* What is required
Leave out the pictures and copy every record exactly.

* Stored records

**********

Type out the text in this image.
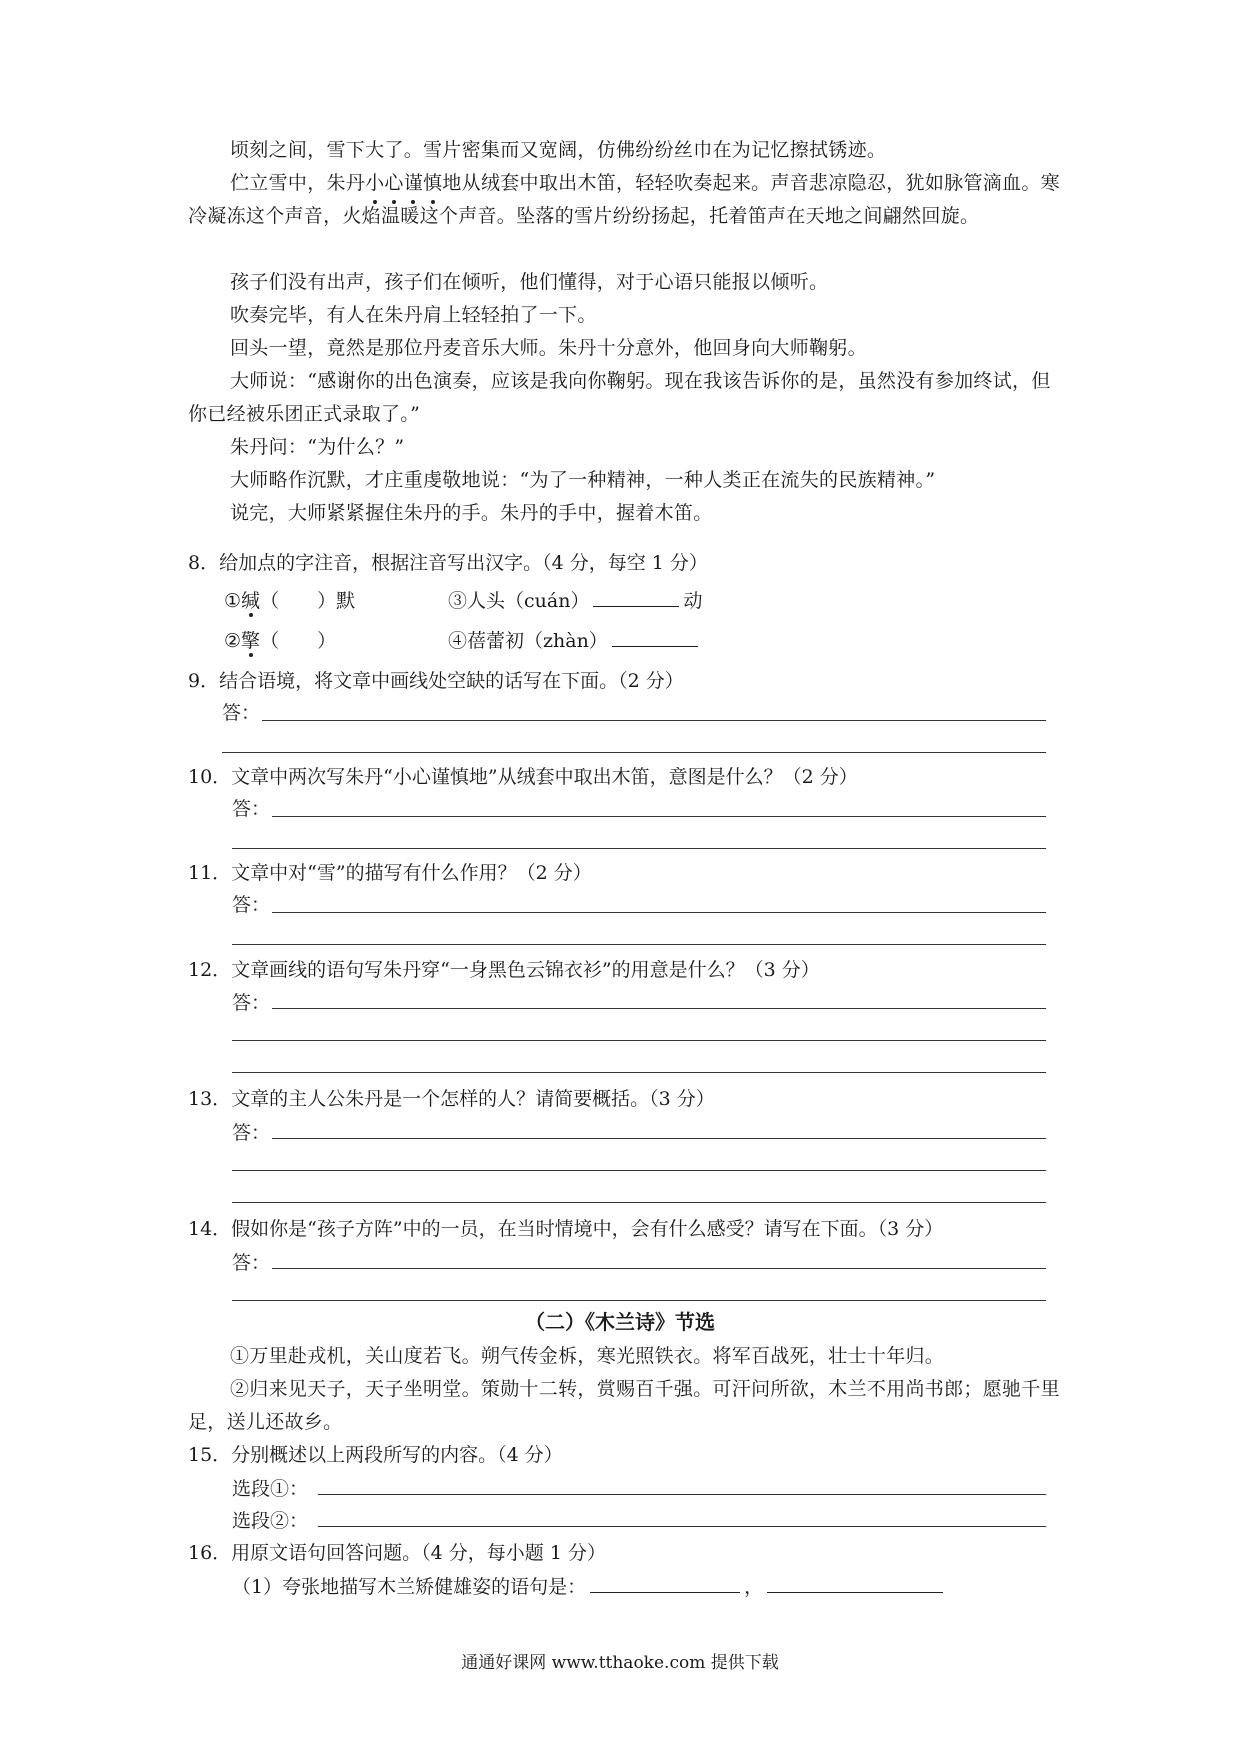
顷刻之间，雪下大了。雪片密集而又宽阔，仿佛纷纷丝巾在为记忆擦拭锈迹。

伫立雪中，朱丹小心谨慎地从绒套中取出木笛，轻轻吹奏起来。声音悲凉隐忍，犹如脉管滴血。寒冷凝冻这个声音，火焰温暖这个声音。坠落的雪片纷纷扬起，托着笛声在天地之间翩然回旋。

孩子们没有出声，孩子们在倾听，他们懂得，对于心语只能报以倾听。

吹奏完毕，有人在朱丹肩上轻轻拍了一下。

回头一望，竟然是那位丹麦音乐大师。朱丹十分意外，他回身向大师鞠躬。

大师说：“感谢你的出色演奏，应该是我向你鞠躬。现在我该告诉你的是，虽然没有参加终试，但你已经被乐团正式录取了。”

朱丹问：“为什么？”

大师略作沉默，才庄重虔敬地说：“为了一种精神，一种人类正在流失的民族精神。”

说完，大师紧紧握住朱丹的手。朱丹的手中，握着木笛。

8．给加点的字注音，根据注音写出汉字。（4 分，每空 1 分）

①缄（　　）默	③人头（cuán）	动
②擎（　　）	④蓓蕾初（zhàn）

9．结合语境，将文章中画线处空缺的话写在下面。（2 分）

答：

10．文章中两次写朱丹“小心谨慎地”从绒套中取出木笛，意图是什么？（2 分）

答：

11．文章中对“雪”的描写有什么作用？（2 分）

答：

12．文章画线的语句写朱丹穿“一身黑色云锦衣衫”的用意是什么？（3 分）

答：

13．文章的主人公朱丹是一个怎样的人？请简要概括。（3 分）

答：

14．假如你是“孩子方阵”中的一员，在当时情境中，会有什么感受？请写在下面。（3 分）

答：
（二）《木兰诗》节选

①万里赴戎机，关山度若飞。朔气传金柝，寒光照铁衣。将军百战死，壮士十年归。

②归来见天子，天子坐明堂。策勋十二转，赏赐百千强。可汗问所欲，木兰不用尚书郎；愿驰千里足，送儿还故乡。

15．分别概述以上两段所写的内容。（4 分）

选段①：
选段②：

16．用原文语句回答问题。（4 分，每小题 1 分）

（1）夸张地描写木兰矫健雄姿的语句是：	，
通通好课网 www.tthaoke.com 提供下载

**********

* Completed task
Type out the text in this image.
顷刻之间，雪下大了。雪片密集而又宽阔，仿佛纷纷丝巾在为记忆擦拭锈迹。

伫立雪中，朱丹小心谨慎地从绒套中取出木笛，轻轻吹奏起来。声音悲凉隐忍，犹如脉管滴血。寒冷凝冻这个声音，火焰温暖这个声音。坠落的雪片纷纷扬起，托着笛声在天地之间翩然回旋。

孩子们没有出声，孩子们在倾听，他们懂得，对于心语只能报以倾听。

吹奏完毕，有人在朱丹肩上轻轻拍了一下。

回头一望，竟然是那位丹麦音乐大师。朱丹十分意外，他回身向大师鞠躬。

大师说：“感谢你的出色演奏，应该是我向你鞠躬。现在我该告诉你的是，虽然没有参加终试，但你已经被乐团正式录取了。”

朱丹问：“为什么？”

大师略作沉默，才庄重虔敬地说：“为了一种精神，一种人类正在流失的民族精神。”

说完，大师紧紧握住朱丹的手。朱丹的手中，握着木笛。

8．给加点的字注音，根据注音写出汉字。（4 分，每空 1 分）

①缄（　　）默	③人头（cuán）	动
②擎（　　）	④蓓蕾初（zhàn）

9．结合语境，将文章中画线处空缺的话写在下面。（2 分）

答：

10．文章中两次写朱丹“小心谨慎地”从绒套中取出木笛，意图是什么？（2 分）

答：

11．文章中对“雪”的描写有什么作用？（2 分）

答：

12．文章画线的语句写朱丹穿“一身黑色云锦衣衫”的用意是什么？（3 分）

答：

13．文章的主人公朱丹是一个怎样的人？请简要概括。（3 分）

答：

14．假如你是“孩子方阵”中的一员，在当时情境中，会有什么感受？请写在下面。（3 分）

答：
（二）《木兰诗》节选

①万里赴戎机，关山度若飞。朔气传金柝，寒光照铁衣。将军百战死，壮士十年归。

②归来见天子，天子坐明堂。策勋十二转，赏赐百千强。可汗问所欲，木兰不用尚书郎；愿驰千里足，送儿还故乡。

15．分别概述以上两段所写的内容。（4 分）

选段①：
选段②：

16．用原文语句回答问题。（4 分，每小题 1 分）

（1）夸张地描写木兰矫健雄姿的语句是：	，
通通好课网 www.tthaoke.com 提供下载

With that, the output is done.